# Goal of the exercise
Print all of the data exactly as written.

# Listed records
----------------------------------------

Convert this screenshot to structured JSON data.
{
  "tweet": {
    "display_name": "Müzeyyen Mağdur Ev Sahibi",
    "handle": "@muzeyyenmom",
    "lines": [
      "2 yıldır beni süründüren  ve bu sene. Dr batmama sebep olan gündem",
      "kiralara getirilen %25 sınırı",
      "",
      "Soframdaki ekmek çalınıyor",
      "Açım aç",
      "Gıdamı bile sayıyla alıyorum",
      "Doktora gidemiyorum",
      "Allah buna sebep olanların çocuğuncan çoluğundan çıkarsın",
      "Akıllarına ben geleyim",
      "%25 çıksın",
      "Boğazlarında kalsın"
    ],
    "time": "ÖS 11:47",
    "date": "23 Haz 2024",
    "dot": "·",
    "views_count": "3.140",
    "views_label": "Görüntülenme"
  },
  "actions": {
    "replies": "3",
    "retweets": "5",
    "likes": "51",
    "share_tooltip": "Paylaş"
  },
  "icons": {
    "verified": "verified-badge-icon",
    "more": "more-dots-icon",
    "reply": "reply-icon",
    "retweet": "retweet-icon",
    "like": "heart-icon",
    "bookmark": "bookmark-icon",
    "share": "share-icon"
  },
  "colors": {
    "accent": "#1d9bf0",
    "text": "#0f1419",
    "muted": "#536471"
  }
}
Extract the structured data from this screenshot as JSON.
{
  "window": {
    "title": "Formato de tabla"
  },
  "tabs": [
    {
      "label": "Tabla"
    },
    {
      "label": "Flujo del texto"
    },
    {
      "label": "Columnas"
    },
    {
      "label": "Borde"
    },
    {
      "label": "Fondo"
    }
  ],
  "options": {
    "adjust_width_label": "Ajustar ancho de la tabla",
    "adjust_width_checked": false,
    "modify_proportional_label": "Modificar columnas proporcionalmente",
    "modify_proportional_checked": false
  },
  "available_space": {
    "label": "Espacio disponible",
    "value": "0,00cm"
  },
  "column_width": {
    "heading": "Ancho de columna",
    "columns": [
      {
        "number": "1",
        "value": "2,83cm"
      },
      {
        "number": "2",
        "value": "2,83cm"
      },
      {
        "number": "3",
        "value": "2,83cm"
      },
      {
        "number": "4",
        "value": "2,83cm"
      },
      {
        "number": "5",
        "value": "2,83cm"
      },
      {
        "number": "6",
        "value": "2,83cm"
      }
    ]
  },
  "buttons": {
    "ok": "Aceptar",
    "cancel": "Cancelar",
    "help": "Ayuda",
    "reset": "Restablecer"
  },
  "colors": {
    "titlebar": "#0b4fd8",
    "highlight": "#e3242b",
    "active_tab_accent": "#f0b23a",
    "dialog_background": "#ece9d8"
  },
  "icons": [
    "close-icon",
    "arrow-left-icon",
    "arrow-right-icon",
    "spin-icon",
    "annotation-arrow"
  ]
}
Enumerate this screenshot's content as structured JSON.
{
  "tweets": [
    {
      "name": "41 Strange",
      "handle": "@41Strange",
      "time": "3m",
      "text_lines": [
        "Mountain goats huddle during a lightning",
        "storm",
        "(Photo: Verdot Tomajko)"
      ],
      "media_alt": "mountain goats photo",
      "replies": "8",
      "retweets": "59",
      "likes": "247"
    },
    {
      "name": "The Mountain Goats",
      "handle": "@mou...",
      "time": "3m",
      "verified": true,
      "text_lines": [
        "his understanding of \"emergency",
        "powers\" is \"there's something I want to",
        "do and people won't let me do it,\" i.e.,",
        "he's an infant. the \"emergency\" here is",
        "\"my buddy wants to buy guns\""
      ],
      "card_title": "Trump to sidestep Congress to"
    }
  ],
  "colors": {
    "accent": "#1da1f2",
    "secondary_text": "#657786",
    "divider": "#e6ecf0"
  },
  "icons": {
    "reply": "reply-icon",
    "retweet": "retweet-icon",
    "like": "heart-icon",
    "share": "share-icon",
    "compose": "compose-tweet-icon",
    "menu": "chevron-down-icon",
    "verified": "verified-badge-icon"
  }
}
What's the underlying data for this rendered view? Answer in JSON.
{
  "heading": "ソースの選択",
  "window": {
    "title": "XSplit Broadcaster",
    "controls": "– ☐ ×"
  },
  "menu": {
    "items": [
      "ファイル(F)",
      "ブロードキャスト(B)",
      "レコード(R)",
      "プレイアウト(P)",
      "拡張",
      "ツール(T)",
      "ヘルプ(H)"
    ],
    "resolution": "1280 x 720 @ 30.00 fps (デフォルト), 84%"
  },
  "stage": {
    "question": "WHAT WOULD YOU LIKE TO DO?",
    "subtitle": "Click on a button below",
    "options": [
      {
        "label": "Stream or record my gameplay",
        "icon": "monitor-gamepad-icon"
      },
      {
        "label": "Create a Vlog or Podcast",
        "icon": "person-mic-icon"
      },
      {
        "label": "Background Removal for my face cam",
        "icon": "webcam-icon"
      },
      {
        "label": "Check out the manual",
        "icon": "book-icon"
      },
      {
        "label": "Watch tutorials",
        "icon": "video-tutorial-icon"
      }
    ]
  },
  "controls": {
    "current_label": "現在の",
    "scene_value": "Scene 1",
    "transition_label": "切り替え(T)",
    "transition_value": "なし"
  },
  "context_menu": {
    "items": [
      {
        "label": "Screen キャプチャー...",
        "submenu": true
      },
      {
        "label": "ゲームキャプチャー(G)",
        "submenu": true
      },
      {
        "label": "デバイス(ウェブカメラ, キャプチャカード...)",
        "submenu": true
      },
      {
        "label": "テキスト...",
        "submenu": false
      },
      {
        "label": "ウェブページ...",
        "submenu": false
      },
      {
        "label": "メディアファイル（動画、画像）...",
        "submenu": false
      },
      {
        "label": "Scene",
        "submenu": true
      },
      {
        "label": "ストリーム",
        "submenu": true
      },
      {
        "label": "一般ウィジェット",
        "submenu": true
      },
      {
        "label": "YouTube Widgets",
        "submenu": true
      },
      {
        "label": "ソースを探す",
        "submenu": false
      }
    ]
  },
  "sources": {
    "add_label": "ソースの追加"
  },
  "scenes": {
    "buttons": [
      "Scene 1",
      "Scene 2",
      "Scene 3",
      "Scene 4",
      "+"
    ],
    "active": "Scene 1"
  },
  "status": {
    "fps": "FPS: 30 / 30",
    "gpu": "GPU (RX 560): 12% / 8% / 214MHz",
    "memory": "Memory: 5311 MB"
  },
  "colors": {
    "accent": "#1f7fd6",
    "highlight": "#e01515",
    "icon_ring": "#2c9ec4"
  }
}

----------------------------------------

# Result
Convert this screenshot to structured JSON data.
{
  "tweet": {
    "display_name": "Müzeyyen Mağdur Ev Sahibi",
    "handle": "@muzeyyenmom",
    "lines": [
      "2 yıldır beni süründüren  ve bu sene. Dr batmama sebep olan gündem",
      "kiralara getirilen %25 sınırı",
      "",
      "Soframdaki ekmek çalınıyor",
      "Açım aç",
      "Gıdamı bile sayıyla alıyorum",
      "Doktora gidemiyorum",
      "Allah buna sebep olanların çocuğuncan çoluğundan çıkarsın",
      "Akıllarına ben geleyim",
      "%25 çıksın",
      "Boğazlarında kalsın"
    ],
    "time": "ÖS 11:47",
    "date": "23 Haz 2024",
    "dot": "·",
    "views_count": "3.140",
    "views_label": "Görüntülenme"
  },
  "actions": {
    "replies": "3",
    "retweets": "5",
    "likes": "51",
    "share_tooltip": "Paylaş"
  },
  "icons": {
    "verified": "verified-badge-icon",
    "more": "more-dots-icon",
    "reply": "reply-icon",
    "retweet": "retweet-icon",
    "like": "heart-icon",
    "bookmark": "bookmark-icon",
    "share": "share-icon"
  },
  "colors": {
    "accent": "#1d9bf0",
    "text": "#0f1419",
    "muted": "#536471"
  }
}
Extract the structured data from this screenshot as JSON.
{
  "window": {
    "title": "Formato de tabla"
  },
  "tabs": [
    {
      "label": "Tabla"
    },
    {
      "label": "Flujo del texto"
    },
    {
      "label": "Columnas"
    },
    {
      "label": "Borde"
    },
    {
      "label": "Fondo"
    }
  ],
  "options": {
    "adjust_width_label": "Ajustar ancho de la tabla",
    "adjust_width_checked": false,
    "modify_proportional_label": "Modificar columnas proporcionalmente",
    "modify_proportional_checked": false
  },
  "available_space": {
    "label": "Espacio disponible",
    "value": "0,00cm"
  },
  "column_width": {
    "heading": "Ancho de columna",
    "columns": [
      {
        "number": "1",
        "value": "2,83cm"
      },
      {
        "number": "2",
        "value": "2,83cm"
      },
      {
        "number": "3",
        "value": "2,83cm"
      },
      {
        "number": "4",
        "value": "2,83cm"
      },
      {
        "number": "5",
        "value": "2,83cm"
      },
      {
        "number": "6",
        "value": "2,83cm"
      }
    ]
  },
  "buttons": {
    "ok": "Aceptar",
    "cancel": "Cancelar",
    "help": "Ayuda",
    "reset": "Restablecer"
  },
  "colors": {
    "titlebar": "#0b4fd8",
    "highlight": "#e3242b",
    "active_tab_accent": "#f0b23a",
    "dialog_background": "#ece9d8"
  },
  "icons": [
    "close-icon",
    "arrow-left-icon",
    "arrow-right-icon",
    "spin-icon",
    "annotation-arrow"
  ]
}
Enumerate this screenshot's content as structured JSON.
{
  "tweets": [
    {
      "name": "41 Strange",
      "handle": "@41Strange",
      "time": "3m",
      "text_lines": [
        "Mountain goats huddle during a lightning",
        "storm",
        "(Photo: Verdot Tomajko)"
      ],
      "media_alt": "mountain goats photo",
      "replies": "8",
      "retweets": "59",
      "likes": "247"
    },
    {
      "name": "The Mountain Goats",
      "handle": "@mou...",
      "time": "3m",
      "verified": true,
      "text_lines": [
        "his understanding of \"emergency",
        "powers\" is \"there's something I want to",
        "do and people won't let me do it,\" i.e.,",
        "he's an infant. the \"emergency\" here is",
        "\"my buddy wants to buy guns\""
      ],
      "card_title": "Trump to sidestep Congress to"
    }
  ],
  "colors": {
    "accent": "#1da1f2",
    "secondary_text": "#657786",
    "divider": "#e6ecf0"
  },
  "icons": {
    "reply": "reply-icon",
    "retweet": "retweet-icon",
    "like": "heart-icon",
    "share": "share-icon",
    "compose": "compose-tweet-icon",
    "menu": "chevron-down-icon",
    "verified": "verified-badge-icon"
  }
}
What's the underlying data for this rendered view? Answer in JSON.
{
  "heading": "ソースの選択",
  "window": {
    "title": "XSplit Broadcaster",
    "controls": "– ☐ ×"
  },
  "menu": {
    "items": [
      "ファイル(F)",
      "ブロードキャスト(B)",
      "レコード(R)",
      "プレイアウト(P)",
      "拡張",
      "ツール(T)",
      "ヘルプ(H)"
    ],
    "resolution": "1280 x 720 @ 30.00 fps (デフォルト), 84%"
  },
  "stage": {
    "question": "WHAT WOULD YOU LIKE TO DO?",
    "subtitle": "Click on a button below",
    "options": [
      {
        "label": "Stream or record my gameplay",
        "icon": "monitor-gamepad-icon"
      },
      {
        "label": "Create a Vlog or Podcast",
        "icon": "person-mic-icon"
      },
      {
        "label": "Background Removal for my face cam",
        "icon": "webcam-icon"
      },
      {
        "label": "Check out the manual",
        "icon": "book-icon"
      },
      {
        "label": "Watch tutorials",
        "icon": "video-tutorial-icon"
      }
    ]
  },
  "controls": {
    "current_label": "現在の",
    "scene_value": "Scene 1",
    "transition_label": "切り替え(T)",
    "transition_value": "なし"
  },
  "context_menu": {
    "items": [
      {
        "label": "Screen キャプチャー...",
        "submenu": true
      },
      {
        "label": "ゲームキャプチャー(G)",
        "submenu": true
      },
      {
        "label": "デバイス(ウェブカメラ, キャプチャカード...)",
        "submenu": true
      },
      {
        "label": "テキスト...",
        "submenu": false
      },
      {
        "label": "ウェブページ...",
        "submenu": false
      },
      {
        "label": "メディアファイル（動画、画像）...",
        "submenu": false
      },
      {
        "label": "Scene",
        "submenu": true
      },
      {
        "label": "ストリーム",
        "submenu": true
      },
      {
        "label": "一般ウィジェット",
        "submenu": true
      },
      {
        "label": "YouTube Widgets",
        "submenu": true
      },
      {
        "label": "ソースを探す",
        "submenu": false
      }
    ]
  },
  "sources": {
    "add_label": "ソースの追加"
  },
  "scenes": {
    "buttons": [
      "Scene 1",
      "Scene 2",
      "Scene 3",
      "Scene 4",
      "+"
    ],
    "active": "Scene 1"
  },
  "status": {
    "fps": "FPS: 30 / 30",
    "gpu": "GPU (RX 560): 12% / 8% / 214MHz",
    "memory": "Memory: 5311 MB"
  },
  "colors": {
    "accent": "#1f7fd6",
    "highlight": "#e01515",
    "icon_ring": "#2c9ec4"
  }
}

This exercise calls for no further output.